## Stated task
Reproduce all of the material below line for line, without changing anything, and leave out the pictures.

--------------------------------------------------

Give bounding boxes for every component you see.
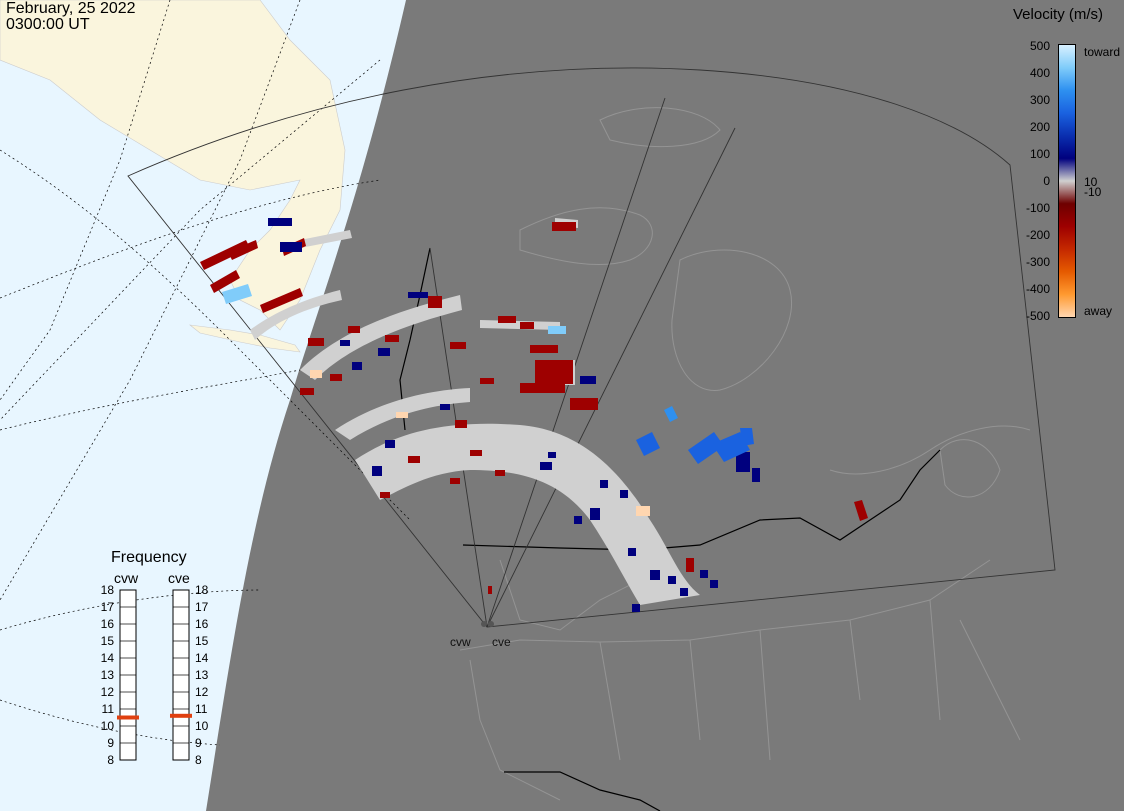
velocity-toward-cells bbox=[222, 218, 760, 612]
frequency-scale-label: 17 bbox=[100, 600, 114, 614]
frequency-scale-label: 10 bbox=[100, 719, 114, 733]
legend-tick: 200 bbox=[1029, 120, 1050, 134]
frequency-title: Frequency bbox=[111, 549, 187, 566]
radar-label-cvw: cvw bbox=[114, 570, 139, 586]
legend-title: Velocity (m/s) bbox=[1013, 6, 1104, 23]
legend-away-label: away bbox=[1084, 304, 1113, 318]
frequency-scale-label: 10 bbox=[195, 719, 209, 733]
frequency-scale-label: 14 bbox=[100, 651, 114, 665]
frequency-scale-label: 9 bbox=[195, 736, 202, 750]
legend-near-zero-pos: 10 bbox=[1084, 175, 1098, 189]
legend-tick: 500 bbox=[1029, 39, 1050, 53]
frequency-scale-label: 11 bbox=[101, 702, 114, 716]
frequency-scale-label: 15 bbox=[100, 634, 114, 648]
legend-tick: 300 bbox=[1029, 93, 1050, 107]
legend-tick: -100 bbox=[1025, 201, 1050, 215]
frequency-scale-label: 9 bbox=[107, 736, 114, 750]
legend-tick: 0 bbox=[1043, 174, 1050, 188]
legend-toward-label: toward bbox=[1084, 45, 1121, 59]
grid-lines bbox=[0, 0, 411, 746]
site-label-cve: cve bbox=[492, 635, 511, 649]
frequency-scale-label: 8 bbox=[107, 753, 114, 767]
velocity-colorbar bbox=[1058, 44, 1076, 318]
frequency-scale-label: 18 bbox=[100, 583, 114, 597]
date-label: February, 25 2022 bbox=[6, 0, 136, 17]
legend-tick: 100 bbox=[1029, 147, 1050, 161]
frequency-scale-label: 17 bbox=[195, 600, 209, 614]
legend-tick: -400 bbox=[1025, 282, 1050, 296]
radar-site-cve bbox=[488, 621, 494, 627]
map-borders bbox=[459, 107, 1031, 801]
frequency-scale-label: 8 bbox=[195, 753, 202, 767]
frequency-scale-label: 11 bbox=[195, 702, 208, 716]
frequency-scale-label: 15 bbox=[195, 634, 209, 648]
legend-tick: -300 bbox=[1025, 255, 1050, 269]
time-label: 0300:00 UT bbox=[6, 16, 90, 33]
legend-near-zero-neg: -10 bbox=[1084, 185, 1102, 199]
frequency-scale-label: 16 bbox=[100, 617, 114, 631]
frequency-scale-label: 13 bbox=[195, 668, 209, 682]
field-of-view bbox=[127, 67, 1056, 628]
radar-label-cve: cve bbox=[168, 570, 190, 586]
frequency-scale-label: 13 bbox=[100, 668, 114, 682]
frequency-scale-label: 12 bbox=[195, 685, 209, 699]
frequency-scale-label: 18 bbox=[195, 583, 209, 597]
frequency-scale-label: 16 bbox=[195, 617, 209, 631]
radar-site-cvw bbox=[481, 621, 487, 627]
night-shade bbox=[206, 0, 1124, 811]
legend-tick: -200 bbox=[1025, 228, 1050, 242]
legend-tick: -500 bbox=[1025, 309, 1050, 323]
legend-tick: 400 bbox=[1029, 66, 1050, 80]
site-label-cvw: cvw bbox=[450, 635, 471, 649]
aleutian-land bbox=[188, 324, 301, 353]
frequency-scale-label: 12 bbox=[100, 685, 114, 699]
frequency-scale-label: 14 bbox=[195, 651, 209, 665]
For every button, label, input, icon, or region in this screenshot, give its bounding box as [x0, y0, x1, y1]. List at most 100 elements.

--------------------------------------------------

## Reply to the exercise
Give bounding boxes for every component you see.
velocity-toward-cells bbox=[222, 218, 760, 612]
frequency-scale-label: 17 bbox=[100, 600, 114, 614]
frequency-scale-label: 10 bbox=[100, 719, 114, 733]
legend-tick: 200 bbox=[1029, 120, 1050, 134]
frequency-title: Frequency bbox=[111, 549, 187, 566]
radar-label-cvw: cvw bbox=[114, 570, 139, 586]
legend-title: Velocity (m/s) bbox=[1013, 6, 1104, 23]
legend-away-label: away bbox=[1084, 304, 1113, 318]
frequency-scale-label: 10 bbox=[195, 719, 209, 733]
frequency-scale-label: 14 bbox=[100, 651, 114, 665]
frequency-scale-label: 9 bbox=[195, 736, 202, 750]
legend-near-zero-pos: 10 bbox=[1084, 175, 1098, 189]
legend-tick: 500 bbox=[1029, 39, 1050, 53]
frequency-scale-label: 11 bbox=[101, 702, 114, 716]
frequency-scale-label: 15 bbox=[100, 634, 114, 648]
legend-tick: 300 bbox=[1029, 93, 1050, 107]
legend-tick: -100 bbox=[1025, 201, 1050, 215]
frequency-scale-label: 9 bbox=[107, 736, 114, 750]
legend-tick: 0 bbox=[1043, 174, 1050, 188]
legend-toward-label: toward bbox=[1084, 45, 1121, 59]
grid-lines bbox=[0, 0, 411, 746]
site-label-cve: cve bbox=[492, 635, 511, 649]
frequency-scale-label: 8 bbox=[107, 753, 114, 767]
velocity-colorbar bbox=[1058, 44, 1076, 318]
frequency-scale-label: 18 bbox=[100, 583, 114, 597]
date-label: February, 25 2022 bbox=[6, 0, 136, 17]
legend-tick: 100 bbox=[1029, 147, 1050, 161]
frequency-scale-label: 17 bbox=[195, 600, 209, 614]
legend-tick: -400 bbox=[1025, 282, 1050, 296]
radar-site-cve bbox=[488, 621, 494, 627]
map-borders bbox=[459, 107, 1031, 801]
frequency-scale-label: 8 bbox=[195, 753, 202, 767]
frequency-scale-label: 11 bbox=[195, 702, 208, 716]
frequency-scale-label: 15 bbox=[195, 634, 209, 648]
legend-tick: -300 bbox=[1025, 255, 1050, 269]
time-label: 0300:00 UT bbox=[6, 16, 90, 33]
legend-near-zero-neg: -10 bbox=[1084, 185, 1102, 199]
frequency-scale-label: 16 bbox=[100, 617, 114, 631]
frequency-scale-label: 13 bbox=[195, 668, 209, 682]
field-of-view bbox=[127, 67, 1056, 628]
radar-label-cve: cve bbox=[168, 570, 190, 586]
frequency-scale-label: 13 bbox=[100, 668, 114, 682]
frequency-scale-label: 12 bbox=[195, 685, 209, 699]
frequency-scale-label: 18 bbox=[195, 583, 209, 597]
frequency-scale-label: 16 bbox=[195, 617, 209, 631]
radar-site-cvw bbox=[481, 621, 487, 627]
night-shade bbox=[206, 0, 1124, 811]
legend-tick: -200 bbox=[1025, 228, 1050, 242]
legend-tick: -500 bbox=[1025, 309, 1050, 323]
legend-tick: 400 bbox=[1029, 66, 1050, 80]
site-label-cvw: cvw bbox=[450, 635, 471, 649]
aleutian-land bbox=[188, 324, 301, 353]
frequency-scale-label: 12 bbox=[100, 685, 114, 699]
frequency-scale-label: 14 bbox=[195, 651, 209, 665]
For every button, label, input, icon, or region in this screenshot, give its bounding box as [x0, y0, x1, y1]. List at most 100 elements.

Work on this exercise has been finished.